___ Text block ___
“Doula” is originally a Greek word meaning an experienced woman who helps other women. Today it is used synonymously with “Professional Birth Assistant”, “Labor Support” and “Labor Coach”. Labor support is as old as the Torah itself. Yocheved and Miriam, alias Shifra and Puah, were two midwives who supported birthing women. Each had their own purpose; but both provided physical and emotional support. Even in our times, this support is critical. In a National Study in America (2002) called “Listening to Mothers”, interesting data was collected from women post-partum. Their birth experience was positive and empowering regardless of them having received pain medication or not. Delivery by a necessary cesarean was also not a factor. It was a positive, memorable experience because their feelings were acknowledged and wishes respected, their dignity as well, and they were part of the decision making process. This is where a doula fits in.
In “Mothering the Mother”, 1993 and “The Doula”, 2002 Marshal Klaus M.D., Kennell MD. And Phyllis Klaus, M.Ed., CSW presented statistics that showed more than the emotional worth of supporting a woman in labor. In 127 non-industrialized countries, 126 cultures had women attended by other women in childbirth.
___
▸ Work request 1
In the doula text, what year was the national study "Listening to Mothers" carried out in America?
▸ Work request 2
Render this sentence from the doula text in Spanish: "Labor support is as old as the Torah itself."
▸ Work request 3
Carry on the doula text from its last sentence.
The rows that follow have nothing to do with the doula text.
___ Material provided ___
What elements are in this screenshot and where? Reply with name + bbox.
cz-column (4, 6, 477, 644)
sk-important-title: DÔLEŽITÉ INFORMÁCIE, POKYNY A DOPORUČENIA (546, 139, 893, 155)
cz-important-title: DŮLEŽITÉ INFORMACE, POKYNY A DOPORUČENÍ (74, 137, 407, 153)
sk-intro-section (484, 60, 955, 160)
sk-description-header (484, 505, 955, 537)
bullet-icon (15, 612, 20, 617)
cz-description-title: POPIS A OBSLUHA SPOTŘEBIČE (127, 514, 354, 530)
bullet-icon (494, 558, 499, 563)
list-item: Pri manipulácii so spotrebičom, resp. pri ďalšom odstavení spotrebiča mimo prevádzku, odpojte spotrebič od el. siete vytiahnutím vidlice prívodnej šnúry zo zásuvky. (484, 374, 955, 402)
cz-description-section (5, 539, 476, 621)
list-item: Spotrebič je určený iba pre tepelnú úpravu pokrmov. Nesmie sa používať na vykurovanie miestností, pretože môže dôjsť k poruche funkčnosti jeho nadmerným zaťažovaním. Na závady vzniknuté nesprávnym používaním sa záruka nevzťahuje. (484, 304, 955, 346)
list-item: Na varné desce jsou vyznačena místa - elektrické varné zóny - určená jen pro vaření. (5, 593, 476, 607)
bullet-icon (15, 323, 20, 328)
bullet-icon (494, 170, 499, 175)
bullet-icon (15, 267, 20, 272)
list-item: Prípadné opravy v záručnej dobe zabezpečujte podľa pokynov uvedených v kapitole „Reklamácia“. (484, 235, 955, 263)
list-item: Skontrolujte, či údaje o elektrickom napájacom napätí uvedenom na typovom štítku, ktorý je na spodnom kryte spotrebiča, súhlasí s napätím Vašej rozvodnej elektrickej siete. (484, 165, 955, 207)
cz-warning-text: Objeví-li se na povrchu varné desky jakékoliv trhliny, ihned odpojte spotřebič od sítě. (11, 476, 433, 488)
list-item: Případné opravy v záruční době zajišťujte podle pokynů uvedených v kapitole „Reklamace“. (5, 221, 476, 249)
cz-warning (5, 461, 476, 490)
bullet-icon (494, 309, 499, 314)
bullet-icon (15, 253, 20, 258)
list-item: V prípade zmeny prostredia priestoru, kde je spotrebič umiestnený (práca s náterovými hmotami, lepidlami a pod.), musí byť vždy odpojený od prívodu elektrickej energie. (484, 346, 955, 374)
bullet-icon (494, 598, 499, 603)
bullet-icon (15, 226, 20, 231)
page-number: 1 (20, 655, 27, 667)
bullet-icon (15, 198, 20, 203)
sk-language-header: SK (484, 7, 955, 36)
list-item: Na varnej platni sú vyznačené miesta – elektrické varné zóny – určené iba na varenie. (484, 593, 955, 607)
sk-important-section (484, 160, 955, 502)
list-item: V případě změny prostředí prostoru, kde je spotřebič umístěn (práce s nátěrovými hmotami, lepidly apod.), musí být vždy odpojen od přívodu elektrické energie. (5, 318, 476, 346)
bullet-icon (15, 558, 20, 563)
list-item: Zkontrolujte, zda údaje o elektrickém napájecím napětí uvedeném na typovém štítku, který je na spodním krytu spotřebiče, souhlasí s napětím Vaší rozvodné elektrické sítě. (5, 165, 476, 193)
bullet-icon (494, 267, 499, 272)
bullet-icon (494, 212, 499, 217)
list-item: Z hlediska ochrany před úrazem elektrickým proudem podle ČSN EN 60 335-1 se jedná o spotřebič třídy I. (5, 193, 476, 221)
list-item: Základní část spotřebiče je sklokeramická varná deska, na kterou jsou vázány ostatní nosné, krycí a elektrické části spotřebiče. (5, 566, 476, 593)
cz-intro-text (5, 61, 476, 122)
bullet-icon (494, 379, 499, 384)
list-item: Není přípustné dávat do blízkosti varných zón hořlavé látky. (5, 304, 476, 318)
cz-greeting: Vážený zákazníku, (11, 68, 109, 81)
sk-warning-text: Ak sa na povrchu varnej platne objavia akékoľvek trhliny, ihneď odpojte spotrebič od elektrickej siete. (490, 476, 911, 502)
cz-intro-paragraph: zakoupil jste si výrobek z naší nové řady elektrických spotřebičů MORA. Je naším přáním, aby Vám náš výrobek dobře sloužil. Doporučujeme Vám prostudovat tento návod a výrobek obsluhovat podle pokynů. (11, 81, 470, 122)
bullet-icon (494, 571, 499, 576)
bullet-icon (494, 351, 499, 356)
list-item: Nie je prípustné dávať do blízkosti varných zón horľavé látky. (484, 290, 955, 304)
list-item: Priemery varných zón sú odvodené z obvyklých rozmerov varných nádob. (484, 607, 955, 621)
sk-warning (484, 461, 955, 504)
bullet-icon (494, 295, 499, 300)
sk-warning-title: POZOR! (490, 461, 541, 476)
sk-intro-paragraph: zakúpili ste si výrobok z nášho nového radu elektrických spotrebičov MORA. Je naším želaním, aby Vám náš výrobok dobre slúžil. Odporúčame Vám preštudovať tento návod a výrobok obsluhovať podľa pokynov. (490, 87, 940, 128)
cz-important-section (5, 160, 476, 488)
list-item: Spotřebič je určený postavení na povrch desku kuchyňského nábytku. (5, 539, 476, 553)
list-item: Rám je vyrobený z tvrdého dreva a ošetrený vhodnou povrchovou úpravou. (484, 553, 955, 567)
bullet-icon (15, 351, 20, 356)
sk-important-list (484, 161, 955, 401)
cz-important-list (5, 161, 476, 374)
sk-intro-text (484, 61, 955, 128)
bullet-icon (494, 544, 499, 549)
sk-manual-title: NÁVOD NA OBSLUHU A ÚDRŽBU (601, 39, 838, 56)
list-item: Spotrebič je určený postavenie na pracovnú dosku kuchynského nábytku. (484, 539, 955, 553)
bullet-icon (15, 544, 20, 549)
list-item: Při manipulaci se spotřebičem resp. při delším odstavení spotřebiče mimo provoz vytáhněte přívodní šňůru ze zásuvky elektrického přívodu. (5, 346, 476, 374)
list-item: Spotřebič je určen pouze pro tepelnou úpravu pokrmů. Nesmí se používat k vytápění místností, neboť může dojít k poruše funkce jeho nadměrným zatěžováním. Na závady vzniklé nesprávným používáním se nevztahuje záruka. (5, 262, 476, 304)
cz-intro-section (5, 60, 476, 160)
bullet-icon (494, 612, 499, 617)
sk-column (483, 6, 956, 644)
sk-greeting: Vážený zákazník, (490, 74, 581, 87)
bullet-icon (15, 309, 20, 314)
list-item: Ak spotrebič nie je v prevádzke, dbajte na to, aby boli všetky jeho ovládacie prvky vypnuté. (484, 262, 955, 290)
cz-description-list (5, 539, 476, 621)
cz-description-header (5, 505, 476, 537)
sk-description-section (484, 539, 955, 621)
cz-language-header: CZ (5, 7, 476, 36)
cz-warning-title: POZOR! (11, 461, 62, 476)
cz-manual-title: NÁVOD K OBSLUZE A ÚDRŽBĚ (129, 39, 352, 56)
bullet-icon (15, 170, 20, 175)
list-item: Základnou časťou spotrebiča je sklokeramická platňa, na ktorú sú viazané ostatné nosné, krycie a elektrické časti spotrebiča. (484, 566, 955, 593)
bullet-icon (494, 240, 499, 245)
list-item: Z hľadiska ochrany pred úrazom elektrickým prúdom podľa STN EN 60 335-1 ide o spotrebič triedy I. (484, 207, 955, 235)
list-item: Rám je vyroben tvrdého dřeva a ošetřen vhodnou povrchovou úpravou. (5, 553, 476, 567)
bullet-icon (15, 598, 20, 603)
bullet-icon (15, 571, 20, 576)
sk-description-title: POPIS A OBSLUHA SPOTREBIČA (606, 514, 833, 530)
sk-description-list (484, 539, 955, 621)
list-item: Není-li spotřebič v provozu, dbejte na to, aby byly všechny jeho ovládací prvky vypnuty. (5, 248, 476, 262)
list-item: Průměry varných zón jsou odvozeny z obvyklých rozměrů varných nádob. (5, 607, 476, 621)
___
▸ Task result 1
2002

▸ Task result 2
El apoyo durante el parto es tan antiguo como la propia Torá.

▸ Task result 3
In a few studies of over thousands of women, those who had women attending them showed statistical evidence of paramount importance. Labors were shorter (7.7 hours vs. 15.5 hours) used pain medication less often (11% vs. 64%) required less pitocin augmentation (2.4 % vs. 13.3%), had fewer assisted deliveries; vacuum or forceps (7.5% vs. 22.1%) and had fewer cesarean sections (8.1% vs. 18%). Continued study shows less post-partum depression and longer term breastfeeding.
Since these studies, more studies were done proving the effectiveness of a doula attending a birth. (Hodnett, ED; McGrath, SK,)
Role of a Doula
A Doula is trained and experienced in childbirth, although she may or may not have given birth herself. Her role is to provide physical, emotional and informational support to women and their husbands during labor and birth. A doula offers options for comfort measures, assists in a breathing technique (the mother may have learned), alternates the woman’s position to help labor progress and provides relaxation methods.
She also provides the information needed when decisions are to be made during labor, giving them options. As an advocate, she should be flexible enough to work in a variety of settings with different staff members so the environment will stay calm and be supportive of the mom’s needs.
Her goal is to help achieve the safe, positive birth experience the couple desires.
How does a doula help the couple achieve their goal?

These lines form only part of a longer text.